▶ [WRITTEN PROBLEM]:
Write out the data below exactly as given, without any of its pictures.

[Start DATASET ENTRIES]

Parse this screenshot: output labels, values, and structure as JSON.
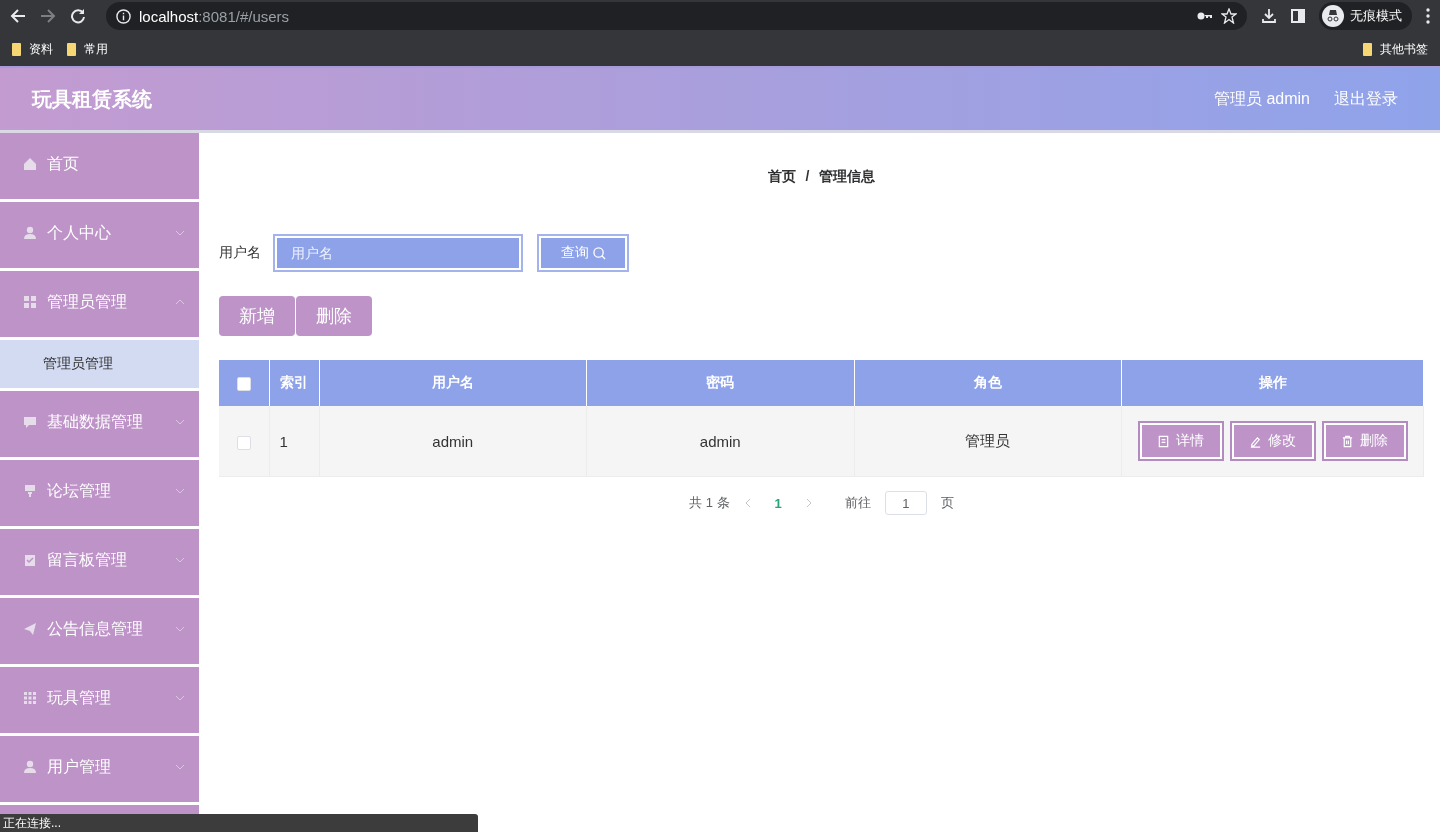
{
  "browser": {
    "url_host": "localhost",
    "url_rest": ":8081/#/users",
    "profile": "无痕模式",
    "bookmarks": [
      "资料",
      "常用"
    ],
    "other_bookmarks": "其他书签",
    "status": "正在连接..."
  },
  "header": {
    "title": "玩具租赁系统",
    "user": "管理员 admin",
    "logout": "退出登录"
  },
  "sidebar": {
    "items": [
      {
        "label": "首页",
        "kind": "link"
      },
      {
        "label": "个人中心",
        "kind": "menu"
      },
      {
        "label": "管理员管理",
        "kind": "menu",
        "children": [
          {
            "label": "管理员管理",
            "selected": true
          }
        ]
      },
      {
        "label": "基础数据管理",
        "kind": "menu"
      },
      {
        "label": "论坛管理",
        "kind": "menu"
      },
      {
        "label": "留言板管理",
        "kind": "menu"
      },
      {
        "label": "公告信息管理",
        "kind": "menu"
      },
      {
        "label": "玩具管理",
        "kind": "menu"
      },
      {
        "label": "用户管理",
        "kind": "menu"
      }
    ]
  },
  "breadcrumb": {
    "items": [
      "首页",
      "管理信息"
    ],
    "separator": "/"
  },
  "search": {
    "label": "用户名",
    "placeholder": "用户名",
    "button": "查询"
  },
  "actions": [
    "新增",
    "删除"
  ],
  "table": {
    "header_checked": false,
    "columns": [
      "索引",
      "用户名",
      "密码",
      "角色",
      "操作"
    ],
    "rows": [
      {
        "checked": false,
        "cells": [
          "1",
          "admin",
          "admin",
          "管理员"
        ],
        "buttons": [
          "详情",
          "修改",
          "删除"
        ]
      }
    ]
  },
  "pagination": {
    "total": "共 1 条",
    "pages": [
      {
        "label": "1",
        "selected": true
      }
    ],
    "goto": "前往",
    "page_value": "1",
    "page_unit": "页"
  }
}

[End DATASET ENTRIES]

▶ [TASK ANSWER]:
Parse this screenshot: output labels, values, and structure as JSON.
{
  "browser": {
    "url_host": "localhost",
    "url_rest": ":8081/#/users",
    "profile": "无痕模式",
    "bookmarks": [
      "资料",
      "常用"
    ],
    "other_bookmarks": "其他书签",
    "status": "正在连接..."
  },
  "header": {
    "title": "玩具租赁系统",
    "user": "管理员 admin",
    "logout": "退出登录"
  },
  "sidebar": {
    "items": [
      {
        "label": "首页",
        "kind": "link"
      },
      {
        "label": "个人中心",
        "kind": "menu"
      },
      {
        "label": "管理员管理",
        "kind": "menu",
        "children": [
          {
            "label": "管理员管理",
            "selected": true
          }
        ]
      },
      {
        "label": "基础数据管理",
        "kind": "menu"
      },
      {
        "label": "论坛管理",
        "kind": "menu"
      },
      {
        "label": "留言板管理",
        "kind": "menu"
      },
      {
        "label": "公告信息管理",
        "kind": "menu"
      },
      {
        "label": "玩具管理",
        "kind": "menu"
      },
      {
        "label": "用户管理",
        "kind": "menu"
      }
    ]
  },
  "breadcrumb": {
    "items": [
      "首页",
      "管理信息"
    ],
    "separator": "/"
  },
  "search": {
    "label": "用户名",
    "placeholder": "用户名",
    "button": "查询"
  },
  "actions": [
    "新增",
    "删除"
  ],
  "table": {
    "header_checked": false,
    "columns": [
      "索引",
      "用户名",
      "密码",
      "角色",
      "操作"
    ],
    "rows": [
      {
        "checked": false,
        "cells": [
          "1",
          "admin",
          "admin",
          "管理员"
        ],
        "buttons": [
          "详情",
          "修改",
          "删除"
        ]
      }
    ]
  },
  "pagination": {
    "total": "共 1 条",
    "pages": [
      {
        "label": "1",
        "selected": true
      }
    ],
    "goto": "前往",
    "page_value": "1",
    "page_unit": "页"
  }
}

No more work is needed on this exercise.